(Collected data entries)
┌──
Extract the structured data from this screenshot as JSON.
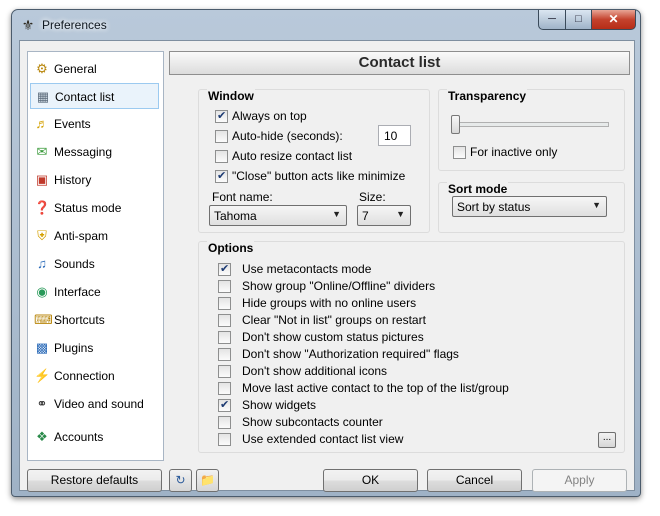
{
  "window": {
    "title": "Preferences"
  },
  "sidebar": {
    "selected": "Contact list",
    "items": [
      {
        "label": "General",
        "icon": "gear-icon"
      },
      {
        "label": "Contact list",
        "icon": "contacts-icon"
      },
      {
        "label": "Events",
        "icon": "bell-icon"
      },
      {
        "label": "Messaging",
        "icon": "chat-icon"
      },
      {
        "label": "History",
        "icon": "calendar-icon"
      },
      {
        "label": "Status mode",
        "icon": "question-icon"
      },
      {
        "label": "Anti-spam",
        "icon": "shield-icon"
      },
      {
        "label": "Sounds",
        "icon": "music-note-icon"
      },
      {
        "label": "Interface",
        "icon": "interface-icon"
      },
      {
        "label": "Shortcuts",
        "icon": "keyboard-icon"
      },
      {
        "label": "Plugins",
        "icon": "puzzle-icon"
      },
      {
        "label": "Connection",
        "icon": "plug-icon"
      },
      {
        "label": "Video and sound",
        "icon": "headphones-icon"
      },
      {
        "label": "Accounts",
        "icon": "accounts-icon"
      }
    ]
  },
  "header": {
    "title": "Contact list"
  },
  "window_group": {
    "title": "Window",
    "options": [
      {
        "label": "Always on top",
        "checked": true
      },
      {
        "label": "Auto-hide (seconds):",
        "checked": false
      },
      {
        "label": "Auto resize contact list",
        "checked": false
      },
      {
        "label": "\"Close\" button acts like minimize",
        "checked": true
      }
    ],
    "autohide_seconds": "10",
    "font_name_label": "Font name:",
    "font_name_value": "Tahoma",
    "size_label": "Size:",
    "size_value": "7"
  },
  "transparency_group": {
    "title": "Transparency",
    "slider_level": 0,
    "inactive_only": {
      "label": "For inactive only",
      "checked": false
    }
  },
  "sort_group": {
    "title": "Sort mode",
    "value": "Sort by status"
  },
  "options_group": {
    "title": "Options",
    "options": [
      {
        "label": "Use metacontacts mode",
        "checked": true
      },
      {
        "label": "Show group \"Online/Offline\" dividers",
        "checked": false
      },
      {
        "label": "Hide groups with no online users",
        "checked": false
      },
      {
        "label": "Clear \"Not in list\" groups on restart",
        "checked": false
      },
      {
        "label": "Don't show custom status pictures",
        "checked": false
      },
      {
        "label": "Don't show \"Authorization required\" flags",
        "checked": false
      },
      {
        "label": "Don't show additional icons",
        "checked": false
      },
      {
        "label": "Move last active contact to the top of the list/group",
        "checked": false
      },
      {
        "label": "Show widgets",
        "checked": true
      },
      {
        "label": "Show subcontacts counter",
        "checked": false
      },
      {
        "label": "Use extended contact list view",
        "checked": false
      }
    ],
    "more_label": "..."
  },
  "footer": {
    "restore_label": "Restore defaults",
    "ok_label": "OK",
    "cancel_label": "Cancel",
    "apply_label": "Apply"
  }
}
└──
Required work
Reproduce the material word for word, minus the images.

Final answer
Extract the structured data from this screenshot as JSON.
{
  "window": {
    "title": "Preferences"
  },
  "sidebar": {
    "selected": "Contact list",
    "items": [
      {
        "label": "General",
        "icon": "gear-icon"
      },
      {
        "label": "Contact list",
        "icon": "contacts-icon"
      },
      {
        "label": "Events",
        "icon": "bell-icon"
      },
      {
        "label": "Messaging",
        "icon": "chat-icon"
      },
      {
        "label": "History",
        "icon": "calendar-icon"
      },
      {
        "label": "Status mode",
        "icon": "question-icon"
      },
      {
        "label": "Anti-spam",
        "icon": "shield-icon"
      },
      {
        "label": "Sounds",
        "icon": "music-note-icon"
      },
      {
        "label": "Interface",
        "icon": "interface-icon"
      },
      {
        "label": "Shortcuts",
        "icon": "keyboard-icon"
      },
      {
        "label": "Plugins",
        "icon": "puzzle-icon"
      },
      {
        "label": "Connection",
        "icon": "plug-icon"
      },
      {
        "label": "Video and sound",
        "icon": "headphones-icon"
      },
      {
        "label": "Accounts",
        "icon": "accounts-icon"
      }
    ]
  },
  "header": {
    "title": "Contact list"
  },
  "window_group": {
    "title": "Window",
    "options": [
      {
        "label": "Always on top",
        "checked": true
      },
      {
        "label": "Auto-hide (seconds):",
        "checked": false
      },
      {
        "label": "Auto resize contact list",
        "checked": false
      },
      {
        "label": "\"Close\" button acts like minimize",
        "checked": true
      }
    ],
    "autohide_seconds": "10",
    "font_name_label": "Font name:",
    "font_name_value": "Tahoma",
    "size_label": "Size:",
    "size_value": "7"
  },
  "transparency_group": {
    "title": "Transparency",
    "slider_level": 0,
    "inactive_only": {
      "label": "For inactive only",
      "checked": false
    }
  },
  "sort_group": {
    "title": "Sort mode",
    "value": "Sort by status"
  },
  "options_group": {
    "title": "Options",
    "options": [
      {
        "label": "Use metacontacts mode",
        "checked": true
      },
      {
        "label": "Show group \"Online/Offline\" dividers",
        "checked": false
      },
      {
        "label": "Hide groups with no online users",
        "checked": false
      },
      {
        "label": "Clear \"Not in list\" groups on restart",
        "checked": false
      },
      {
        "label": "Don't show custom status pictures",
        "checked": false
      },
      {
        "label": "Don't show \"Authorization required\" flags",
        "checked": false
      },
      {
        "label": "Don't show additional icons",
        "checked": false
      },
      {
        "label": "Move last active contact to the top of the list/group",
        "checked": false
      },
      {
        "label": "Show widgets",
        "checked": true
      },
      {
        "label": "Show subcontacts counter",
        "checked": false
      },
      {
        "label": "Use extended contact list view",
        "checked": false
      }
    ],
    "more_label": "..."
  },
  "footer": {
    "restore_label": "Restore defaults",
    "ok_label": "OK",
    "cancel_label": "Cancel",
    "apply_label": "Apply"
  }
}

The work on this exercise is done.